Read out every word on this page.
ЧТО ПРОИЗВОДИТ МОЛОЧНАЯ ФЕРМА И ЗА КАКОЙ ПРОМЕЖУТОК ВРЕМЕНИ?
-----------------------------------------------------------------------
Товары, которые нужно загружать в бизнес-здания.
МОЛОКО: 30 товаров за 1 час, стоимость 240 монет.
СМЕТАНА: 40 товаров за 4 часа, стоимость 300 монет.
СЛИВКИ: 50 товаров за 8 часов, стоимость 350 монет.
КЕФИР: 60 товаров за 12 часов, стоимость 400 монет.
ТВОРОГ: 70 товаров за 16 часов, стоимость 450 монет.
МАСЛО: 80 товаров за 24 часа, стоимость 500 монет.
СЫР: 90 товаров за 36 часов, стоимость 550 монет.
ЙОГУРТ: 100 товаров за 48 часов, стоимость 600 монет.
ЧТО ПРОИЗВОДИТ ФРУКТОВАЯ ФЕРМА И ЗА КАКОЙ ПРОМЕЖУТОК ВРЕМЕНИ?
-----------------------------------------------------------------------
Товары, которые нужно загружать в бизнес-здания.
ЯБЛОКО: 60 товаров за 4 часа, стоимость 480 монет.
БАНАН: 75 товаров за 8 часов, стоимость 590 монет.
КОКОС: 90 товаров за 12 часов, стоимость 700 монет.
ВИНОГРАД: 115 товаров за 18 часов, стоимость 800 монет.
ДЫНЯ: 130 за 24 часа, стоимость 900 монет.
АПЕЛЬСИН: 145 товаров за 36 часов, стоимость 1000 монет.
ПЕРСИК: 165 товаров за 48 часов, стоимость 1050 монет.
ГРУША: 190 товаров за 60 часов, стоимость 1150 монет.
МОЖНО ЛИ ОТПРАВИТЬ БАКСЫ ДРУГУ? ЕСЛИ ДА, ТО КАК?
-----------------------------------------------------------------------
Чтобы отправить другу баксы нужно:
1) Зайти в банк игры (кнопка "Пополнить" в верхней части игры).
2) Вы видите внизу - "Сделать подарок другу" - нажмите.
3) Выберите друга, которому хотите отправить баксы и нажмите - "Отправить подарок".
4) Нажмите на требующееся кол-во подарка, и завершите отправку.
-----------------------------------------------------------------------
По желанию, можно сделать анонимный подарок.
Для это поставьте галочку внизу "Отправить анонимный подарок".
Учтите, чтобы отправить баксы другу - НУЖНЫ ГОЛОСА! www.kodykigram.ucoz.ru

+++++

**DESCRIPTION OF THE TASK**
Each record above must be given again exactly.

**ANSWER IN FULL**
Read out every word on this page.
ЧТО ПРОИЗВОДИТ МОЛОЧНАЯ ФЕРМА И ЗА КАКОЙ ПРОМЕЖУТОК ВРЕМЕНИ?
-----------------------------------------------------------------------
Товары, которые нужно загружать в бизнес-здания.
МОЛОКО: 30 товаров за 1 час, стоимость 240 монет.
СМЕТАНА: 40 товаров за 4 часа, стоимость 300 монет.
СЛИВКИ: 50 товаров за 8 часов, стоимость 350 монет.
КЕФИР: 60 товаров за 12 часов, стоимость 400 монет.
ТВОРОГ: 70 товаров за 16 часов, стоимость 450 монет.
МАСЛО: 80 товаров за 24 часа, стоимость 500 монет.
СЫР: 90 товаров за 36 часов, стоимость 550 монет.
ЙОГУРТ: 100 товаров за 48 часов, стоимость 600 монет.
ЧТО ПРОИЗВОДИТ ФРУКТОВАЯ ФЕРМА И ЗА КАКОЙ ПРОМЕЖУТОК ВРЕМЕНИ?
-----------------------------------------------------------------------
Товары, которые нужно загружать в бизнес-здания.
ЯБЛОКО: 60 товаров за 4 часа, стоимость 480 монет.
БАНАН: 75 товаров за 8 часов, стоимость 590 монет.
КОКОС: 90 товаров за 12 часов, стоимость 700 монет.
ВИНОГРАД: 115 товаров за 18 часов, стоимость 800 монет.
ДЫНЯ: 130 за 24 часа, стоимость 900 монет.
АПЕЛЬСИН: 145 товаров за 36 часов, стоимость 1000 монет.
ПЕРСИК: 165 товаров за 48 часов, стоимость 1050 монет.
ГРУША: 190 товаров за 60 часов, стоимость 1150 монет.
МОЖНО ЛИ ОТПРАВИТЬ БАКСЫ ДРУГУ? ЕСЛИ ДА, ТО КАК?
-----------------------------------------------------------------------
Чтобы отправить другу баксы нужно:
1) Зайти в банк игры (кнопка "Пополнить" в верхней части игры).
2) Вы видите внизу - "Сделать подарок другу" - нажмите.
3) Выберите друга, которому хотите отправить баксы и нажмите - "Отправить подарок".
4) Нажмите на требующееся кол-во подарка, и завершите отправку.
-----------------------------------------------------------------------
По желанию, можно сделать анонимный подарок.
Для это поставьте галочку внизу "Отправить анонимный подарок".
Учтите, чтобы отправить баксы другу - НУЖНЫ ГОЛОСА! www.kodykigram.ucoz.ru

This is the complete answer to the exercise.